*TEXTAUSZUG:*

--------

Das ist eine der großen Aufgaben gerade auch für die politische Bildung in Berlin, sich darüber Gedanken zu machen, wie man die Bevölkerungsgruppen erreicht, die den Eindruck haben, sie seien nicht mehr gemeint. Das sind sehr verschiedene Gruppen, die aber eint, dass sie sich als marginalisiert oder vernachlässigt betrachten und deren Lebensalltag belastet ist. Die können oft nicht mithalten bei dem, was erwartet wird, um am politischen Leben teilzuhaben.
Thomas Gill leitet seit Mai 2014 die Berliner Landeszentrale für politische Bildung, zuvor langjährige Tätigkeit in der außerschulischen politischen Jugendbildung.
Was ist das?
Man muss bestimmte sprachliche Codes beherrschen, man muss Zeit dafür haben, seine Anliegen an bestimmten Orten zu bestimmten Zeiten auf bestimmte Art und Weise zu artikulieren. Wobei mir wichtig ist zu sagen, dass die, die das nicht können, keineswegs alle rechtspopulistische Parteien wählen, und dass nicht alle WählerInnen rechtspopulistischer Parteien zu diesen Marginalisierten gehören. Trotzdem ist es eine wichtige Aufgabe in Berlin, darüber nachzudenken, wie man diese Gruppen wieder zu politischer Beteiligung bringt.
Trump und die AfD schaffen das ja offenbar.
Wenn ich die Analysen der Wahl- und Parteienforscher richtig verstanden habe, ist die Wahlentscheidung für Trump oder die AfD eher eine Art, Protest auszudrücken, verbunden mit der Hoffnung, dass da jemand ist, der die eigenen Interessen vertritt. Dazu kommt, dass sowohl bei Trump wie bei der AfD keine politische Vergangenheit vorliegt: Da ist bisher noch nichts an politischen Fehlern oder Versagen, die man ihnen vorwerfen kann. Und ob die AfD ein dauerhaftes Phänomen ist, ist eine ganz andere Frage. Im Moment gelingt es ihr, ein sehr heterogenes Spektrum zu erreichen. Doch sie hat ein Rechtsextremismusproblem, sie versagt bei der Abgrenzung nach rechts. Aber der Rechtspopulismus ist ein Symptom, nicht die Ursache für die Probleme, die wir mit unserer Demokratie haben und die wir lösen müssen.

--------

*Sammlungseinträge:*
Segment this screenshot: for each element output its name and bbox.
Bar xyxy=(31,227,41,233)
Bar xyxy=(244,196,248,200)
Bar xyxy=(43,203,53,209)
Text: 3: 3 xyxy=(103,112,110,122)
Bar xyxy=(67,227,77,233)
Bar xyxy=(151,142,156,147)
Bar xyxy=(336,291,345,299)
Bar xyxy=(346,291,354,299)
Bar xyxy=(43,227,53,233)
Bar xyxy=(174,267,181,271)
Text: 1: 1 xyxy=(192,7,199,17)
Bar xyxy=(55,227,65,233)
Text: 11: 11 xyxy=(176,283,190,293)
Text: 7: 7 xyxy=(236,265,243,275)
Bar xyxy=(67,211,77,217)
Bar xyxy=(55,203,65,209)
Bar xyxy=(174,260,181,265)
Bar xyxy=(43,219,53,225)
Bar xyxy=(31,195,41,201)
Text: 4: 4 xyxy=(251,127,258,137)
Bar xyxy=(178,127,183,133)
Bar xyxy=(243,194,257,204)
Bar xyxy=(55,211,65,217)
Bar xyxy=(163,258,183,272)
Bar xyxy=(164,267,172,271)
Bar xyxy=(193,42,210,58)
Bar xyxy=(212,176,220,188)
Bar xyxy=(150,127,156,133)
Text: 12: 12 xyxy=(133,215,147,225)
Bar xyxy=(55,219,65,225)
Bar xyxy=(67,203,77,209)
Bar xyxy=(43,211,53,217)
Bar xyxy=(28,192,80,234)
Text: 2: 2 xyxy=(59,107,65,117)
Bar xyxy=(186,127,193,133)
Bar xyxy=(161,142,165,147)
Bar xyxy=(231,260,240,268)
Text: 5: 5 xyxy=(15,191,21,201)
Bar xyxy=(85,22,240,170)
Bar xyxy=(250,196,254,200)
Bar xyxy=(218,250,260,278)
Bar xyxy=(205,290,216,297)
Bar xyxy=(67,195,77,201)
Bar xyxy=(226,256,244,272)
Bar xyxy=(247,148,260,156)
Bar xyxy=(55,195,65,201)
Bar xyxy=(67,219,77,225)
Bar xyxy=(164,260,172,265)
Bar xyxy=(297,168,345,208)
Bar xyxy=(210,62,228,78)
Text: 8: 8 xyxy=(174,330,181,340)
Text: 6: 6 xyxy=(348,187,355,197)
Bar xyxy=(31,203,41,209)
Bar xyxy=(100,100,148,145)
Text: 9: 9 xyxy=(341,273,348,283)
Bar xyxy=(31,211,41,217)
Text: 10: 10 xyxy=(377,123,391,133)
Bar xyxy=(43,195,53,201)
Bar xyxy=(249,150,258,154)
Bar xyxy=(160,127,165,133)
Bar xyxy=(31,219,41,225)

--------

*AUFGABEN:*
#1 Beantworte anhand des Textauszugs über politische Bildung in Berlin:
(a) Seit wann leitet Thomas Gill die Berliner Landeszentrale für politische Bildung?
(b) Was eint laut Text die sehr verschiedenen Bevölkerungsgruppen, die den Eindruck haben, sie seien nicht mehr gemeint?
(c) Welches Problem hat die AfD nach Aussage des Textes?
#2 Führe den Textauszug über politische Bildung in Berlin nach seinem letzten Satz fort.

*LÖSUNGEN:*
#1
(a) Seit Mai 2014.
(b) Sie betrachten sich als marginalisiert oder vernachlässigt, und ihr Lebensalltag ist belastet.
(c) Sie hat ein Rechtsextremismusproblem und versagt bei der Abgrenzung nach rechts.

#2
Und wie lösen wir die?
Etwa indem wir mehr echte Beteiligungsmöglichkeiten schaffen und die Menschen, die sich als abgehängt empfinden, in politische Verfahren einbeziehen. Wir brauchen mehr Partizipation. Die Teilhabebereitschaft und die Teilhabeerwartung sind gestiegen. Es gab vor drei oder vier Jahren eine Umfrage unter anderem zum Thema Mitbestimmung unter Kindern und Jugendlichen. Da gaben 70 Prozent der Befragten an, dass sie in der Familie an wichtigen Entscheidungen beteiligt werden. Bezogen auf Schule und ihre Lebensumfeld etwa im Kiez lag der Anteil derjenigen, die sagten, sie können da mitbestimmen, bei unter 15 Prozent. Da ist noch jede Menge Luft nach oben, und ich glaube, bei Erwachsenen ist das nicht viel anders.
Warum ist das ein Problem?
Wer an wesentlichen Orten, wo er sein Leben verbringt, bei relevanten Fragen nicht mitentscheiden darf, empfindet eine Unzufriedenheit, die auch berechtigt ist. Es würde sich lohnen, darüber nachzudenken, wo man mehr Beteiligung herstellen, Betroffene einbeziehen kann – und sie so stärkt, dass sie diese Instrumente auch wahrnehmen können. Es geht darum, gesellschaftlichen Zusammenhang herzustellen.
Den sehen Sie bedroht?
Ja. Es beteiligen sich – etwa in Fernsehtalkshows – ja längst auch Politiker anderer Parteien an Auseinandersetzungen auf eine Art, die an das verrohte Kommunikationsniveau in sozialen Netzwerken erinnern. Umgangsformen werden nicht mehr beachtet, der andere wird niedergebrüllt, seine Meinung entwertet, statt Argumente auszutauschen – und das wird dann als Tabubruch legitimiert. Da muss man tatsächlich nicht nur darauf achten, dass man sich nicht den Stil verderben lässt, sondern auch, dass Menschenrechte eingehalten werden.
Was empfehlen Sie für den Umgang mit den AfD-Vertretern im Parlament und den Bezirksverordnetenversammlungen?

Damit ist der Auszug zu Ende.